((

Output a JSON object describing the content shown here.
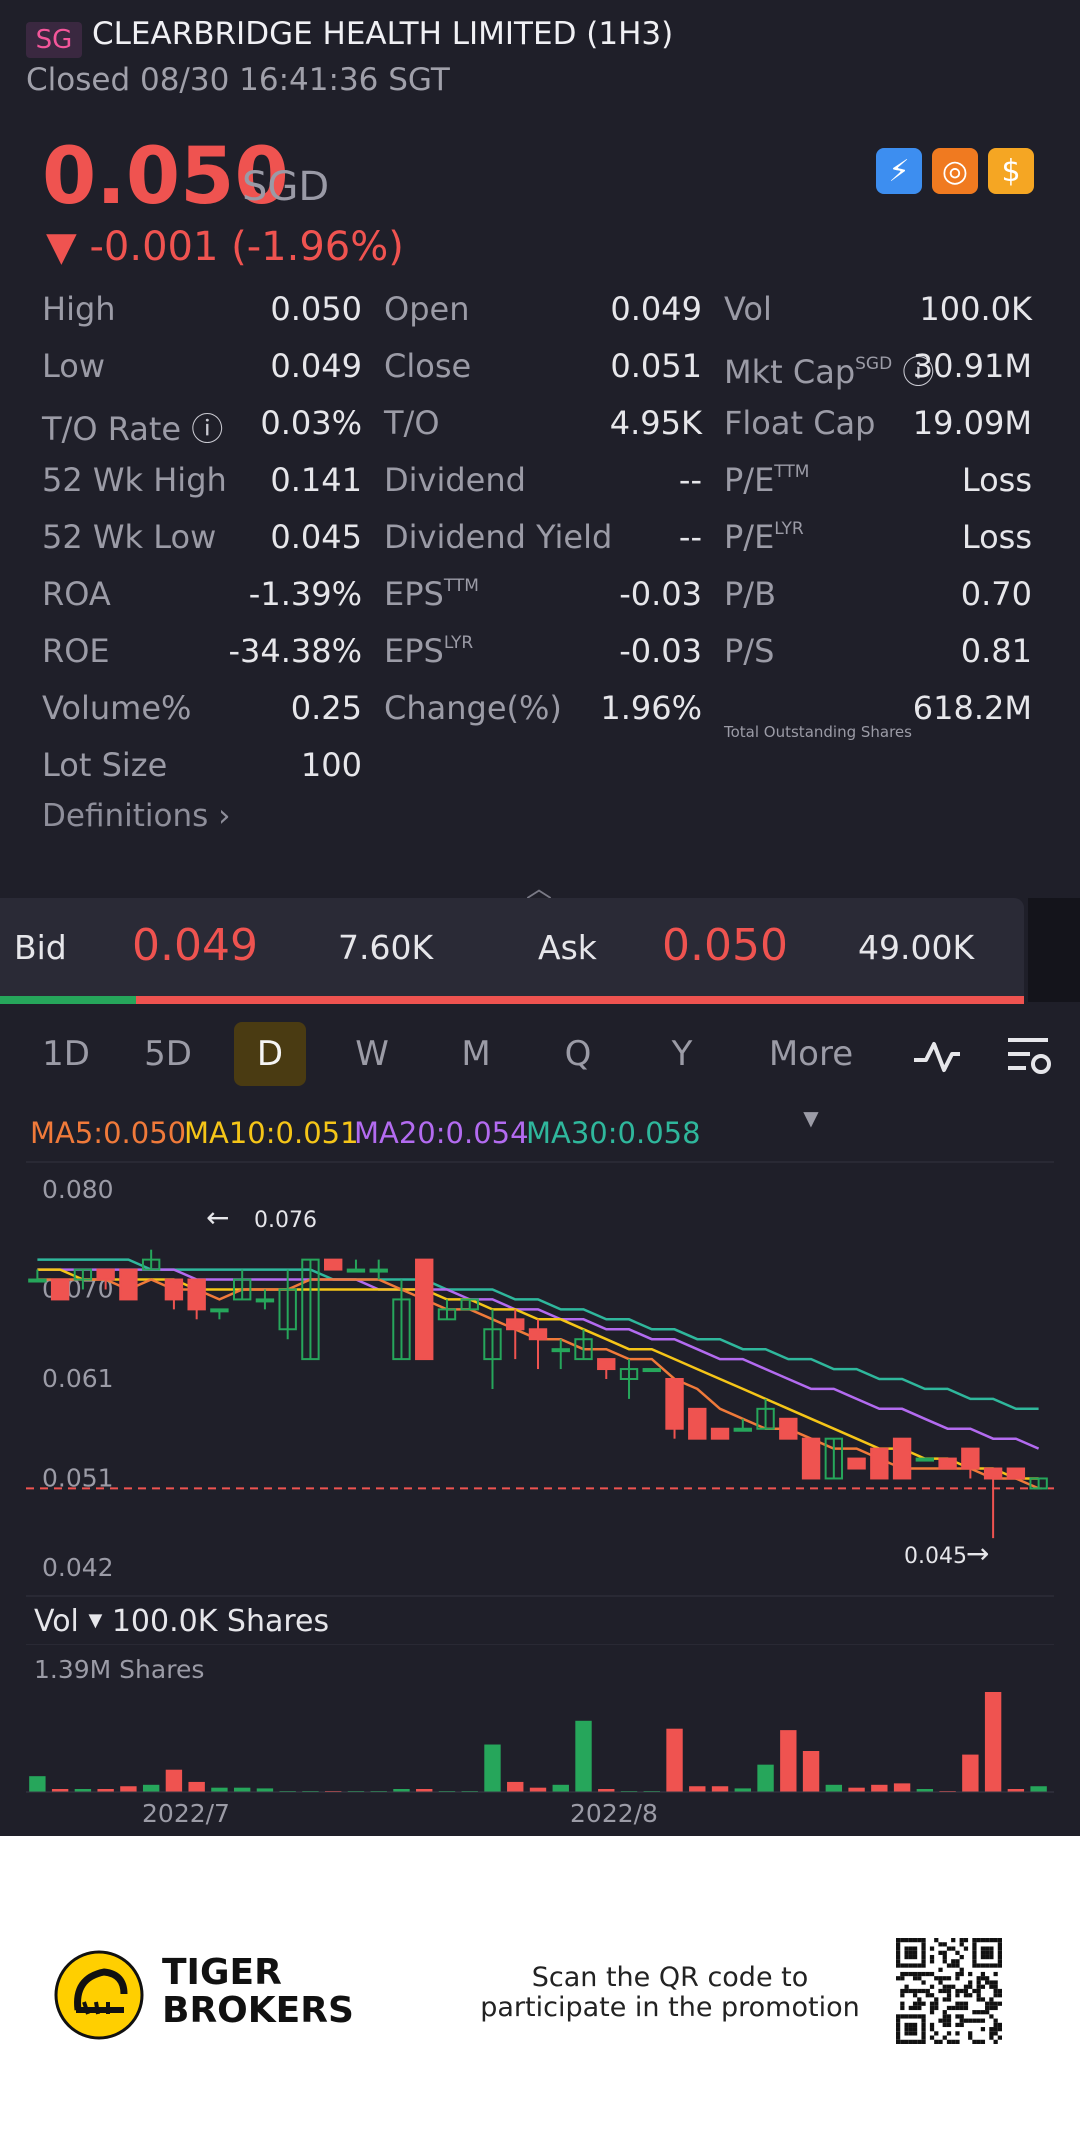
{
  "header": {
    "market_tag": "SG",
    "title": "CLEARBRIDGE HEALTH LIMITED (1H3)",
    "status": "Closed 08/30 16:41:36 SGT"
  },
  "quote": {
    "price": "0.050",
    "currency": "SGD",
    "change": "▼ -0.001 (-1.96%)",
    "badges": [
      {
        "icon": "lightning-icon",
        "glyph": "⚡",
        "color": "#3d8ef0"
      },
      {
        "icon": "basketball-icon",
        "glyph": "◎",
        "color": "#f07a20"
      },
      {
        "icon": "dollar-icon",
        "glyph": "$",
        "color": "#f5a623"
      }
    ]
  },
  "stats": [
    [
      [
        "High",
        "0.050"
      ],
      [
        "Open",
        "0.049"
      ],
      [
        "Vol",
        "100.0K"
      ]
    ],
    [
      [
        "Low",
        "0.049"
      ],
      [
        "Close",
        "0.051"
      ],
      [
        "Mkt Cap",
        "30.91M"
      ]
    ],
    [
      [
        "T/O Rate",
        "0.03%"
      ],
      [
        "T/O",
        "4.95K"
      ],
      [
        "Float Cap",
        "19.09M"
      ]
    ],
    [
      [
        "52 Wk High",
        "0.141"
      ],
      [
        "Dividend",
        "--"
      ],
      [
        "P/E",
        "Loss"
      ]
    ],
    [
      [
        "52 Wk Low",
        "0.045"
      ],
      [
        "Dividend Yield",
        "--"
      ],
      [
        "P/E",
        "Loss"
      ]
    ],
    [
      [
        "ROA",
        "-1.39%"
      ],
      [
        "EPS",
        "-0.03"
      ],
      [
        "P/B",
        "0.70"
      ]
    ],
    [
      [
        "ROE",
        "-34.38%"
      ],
      [
        "EPS",
        "-0.03"
      ],
      [
        "P/S",
        "0.81"
      ]
    ],
    [
      [
        "Volume%",
        "0.25"
      ],
      [
        "Change(%)",
        "1.96%"
      ],
      [
        "Total Outstanding Shares",
        "618.2M"
      ]
    ],
    [
      [
        "Lot Size",
        "100"
      ],
      [
        "",
        ""
      ],
      [
        "",
        ""
      ]
    ]
  ],
  "superscripts": {
    "mkt_cap": "SGD",
    "pe_ttm": "TTM",
    "pe_lyr": "LYR",
    "eps_ttm": "TTM",
    "eps_lyr": "LYR"
  },
  "definitions_label": "Definitions",
  "orderbook": {
    "bid_label": "Bid",
    "bid_price": "0.049",
    "bid_size": "7.60K",
    "ask_label": "Ask",
    "ask_price": "0.050",
    "ask_size": "49.00K"
  },
  "timeframes": [
    "1D",
    "5D",
    "D",
    "W",
    "M",
    "Q",
    "Y"
  ],
  "active_timeframe": "D",
  "more_label": "More",
  "ma_legend": [
    {
      "text": "MA5:0.050",
      "color": "#f07a3a"
    },
    {
      "text": "MA10:0.051",
      "color": "#f5c518"
    },
    {
      "text": "MA20:0.054",
      "color": "#b36bf0"
    },
    {
      "text": "MA30:0.058",
      "color": "#2fb79c"
    }
  ],
  "chart_data": {
    "type": "candlestick",
    "y_ticks": [
      "0.080",
      "0.070",
      "0.061",
      "0.051",
      "0.042"
    ],
    "ylim": [
      0.042,
      0.08
    ],
    "high_marker": "0.076",
    "low_marker": "0.045",
    "last_price_line": 0.05,
    "x_labels": [
      "2022/7",
      "2022/8"
    ],
    "candles": [
      [
        0.071,
        0.072,
        0.071,
        0.071
      ],
      [
        0.071,
        0.071,
        0.069,
        0.069
      ],
      [
        0.071,
        0.072,
        0.07,
        0.072
      ],
      [
        0.072,
        0.072,
        0.07,
        0.071
      ],
      [
        0.072,
        0.072,
        0.069,
        0.069
      ],
      [
        0.072,
        0.074,
        0.072,
        0.073
      ],
      [
        0.071,
        0.071,
        0.068,
        0.069
      ],
      [
        0.071,
        0.071,
        0.067,
        0.068
      ],
      [
        0.068,
        0.068,
        0.067,
        0.068
      ],
      [
        0.069,
        0.072,
        0.069,
        0.071
      ],
      [
        0.069,
        0.07,
        0.068,
        0.069
      ],
      [
        0.066,
        0.072,
        0.065,
        0.07
      ],
      [
        0.063,
        0.073,
        0.063,
        0.073
      ],
      [
        0.073,
        0.073,
        0.072,
        0.072
      ],
      [
        0.072,
        0.073,
        0.072,
        0.072
      ],
      [
        0.072,
        0.073,
        0.071,
        0.072
      ],
      [
        0.063,
        0.071,
        0.063,
        0.069
      ],
      [
        0.073,
        0.073,
        0.063,
        0.063
      ],
      [
        0.067,
        0.069,
        0.067,
        0.068
      ],
      [
        0.068,
        0.069,
        0.068,
        0.069
      ],
      [
        0.063,
        0.068,
        0.06,
        0.066
      ],
      [
        0.067,
        0.068,
        0.063,
        0.066
      ],
      [
        0.066,
        0.067,
        0.062,
        0.065
      ],
      [
        0.064,
        0.065,
        0.062,
        0.064
      ],
      [
        0.063,
        0.066,
        0.063,
        0.065
      ],
      [
        0.063,
        0.063,
        0.061,
        0.062
      ],
      [
        0.061,
        0.063,
        0.059,
        0.062
      ],
      [
        0.062,
        0.062,
        0.062,
        0.062
      ],
      [
        0.061,
        0.061,
        0.055,
        0.056
      ],
      [
        0.058,
        0.058,
        0.055,
        0.055
      ],
      [
        0.056,
        0.056,
        0.055,
        0.055
      ],
      [
        0.056,
        0.057,
        0.056,
        0.056
      ],
      [
        0.056,
        0.059,
        0.056,
        0.058
      ],
      [
        0.057,
        0.057,
        0.055,
        0.055
      ],
      [
        0.055,
        0.055,
        0.051,
        0.051
      ],
      [
        0.051,
        0.055,
        0.051,
        0.055
      ],
      [
        0.053,
        0.053,
        0.052,
        0.052
      ],
      [
        0.054,
        0.054,
        0.051,
        0.051
      ],
      [
        0.055,
        0.055,
        0.051,
        0.051
      ],
      [
        0.053,
        0.053,
        0.053,
        0.053
      ],
      [
        0.053,
        0.053,
        0.052,
        0.052
      ],
      [
        0.054,
        0.054,
        0.051,
        0.052
      ],
      [
        0.052,
        0.052,
        0.045,
        0.051
      ],
      [
        0.052,
        0.052,
        0.051,
        0.051
      ],
      [
        0.05,
        0.051,
        0.05,
        0.051
      ]
    ],
    "ma5": [
      0.071,
      0.071,
      0.071,
      0.071,
      0.07,
      0.071,
      0.07,
      0.07,
      0.069,
      0.07,
      0.07,
      0.07,
      0.071,
      0.071,
      0.071,
      0.071,
      0.07,
      0.069,
      0.068,
      0.068,
      0.067,
      0.066,
      0.065,
      0.065,
      0.064,
      0.064,
      0.063,
      0.063,
      0.061,
      0.06,
      0.058,
      0.057,
      0.056,
      0.056,
      0.055,
      0.054,
      0.054,
      0.053,
      0.052,
      0.052,
      0.052,
      0.052,
      0.051,
      0.051,
      0.05
    ],
    "ma10": [
      0.072,
      0.072,
      0.071,
      0.071,
      0.071,
      0.071,
      0.071,
      0.07,
      0.07,
      0.07,
      0.07,
      0.07,
      0.07,
      0.07,
      0.07,
      0.07,
      0.07,
      0.07,
      0.069,
      0.069,
      0.068,
      0.068,
      0.067,
      0.067,
      0.066,
      0.065,
      0.064,
      0.064,
      0.063,
      0.062,
      0.061,
      0.06,
      0.059,
      0.058,
      0.057,
      0.056,
      0.055,
      0.054,
      0.054,
      0.053,
      0.053,
      0.052,
      0.052,
      0.051,
      0.051
    ],
    "ma20": [
      0.072,
      0.072,
      0.072,
      0.072,
      0.072,
      0.072,
      0.072,
      0.071,
      0.071,
      0.071,
      0.071,
      0.071,
      0.071,
      0.071,
      0.071,
      0.07,
      0.07,
      0.07,
      0.07,
      0.069,
      0.069,
      0.068,
      0.068,
      0.067,
      0.067,
      0.066,
      0.066,
      0.065,
      0.065,
      0.064,
      0.063,
      0.063,
      0.062,
      0.061,
      0.06,
      0.06,
      0.059,
      0.058,
      0.058,
      0.057,
      0.056,
      0.056,
      0.055,
      0.055,
      0.054
    ],
    "ma30": [
      0.073,
      0.073,
      0.073,
      0.073,
      0.073,
      0.072,
      0.072,
      0.072,
      0.072,
      0.072,
      0.072,
      0.072,
      0.072,
      0.071,
      0.071,
      0.071,
      0.071,
      0.071,
      0.07,
      0.07,
      0.07,
      0.069,
      0.069,
      0.068,
      0.068,
      0.067,
      0.067,
      0.066,
      0.066,
      0.065,
      0.065,
      0.064,
      0.064,
      0.063,
      0.063,
      0.062,
      0.062,
      0.061,
      0.061,
      0.06,
      0.06,
      0.059,
      0.059,
      0.058,
      0.058
    ]
  },
  "volume": {
    "label": "Vol",
    "current": "100.0K Shares",
    "max_label": "1.39M Shares",
    "max": 1.39,
    "values": [
      0.22,
      0.03,
      0.03,
      0.03,
      0.08,
      0.1,
      0.31,
      0.14,
      0.06,
      0.06,
      0.05,
      0.0,
      0.0,
      0.0,
      0.0,
      0.0,
      0.02,
      0.03,
      0.0,
      0.0,
      0.66,
      0.14,
      0.06,
      0.1,
      0.99,
      0.03,
      0.0,
      0.0,
      0.88,
      0.08,
      0.08,
      0.05,
      0.38,
      0.86,
      0.57,
      0.1,
      0.06,
      0.1,
      0.12,
      0.03,
      0.0,
      0.52,
      1.39,
      0.03,
      0.08
    ]
  },
  "footer": {
    "brand_line1": "TIGER",
    "brand_line2": "BROKERS",
    "promo_line1": "Scan the QR code to",
    "promo_line2": "participate in the promotion"
  }
}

))

Read the lines above. Gather those in which the string "color" is found.

**Solution to the problem:**
        "color": "#3d8ef0"
        "color": "#f07a20"
        "color": "#f5a623"
      "color": "#f07a3a"
      "color": "#f5c518"
      "color": "#b36bf0"
      "color": "#2fb79c"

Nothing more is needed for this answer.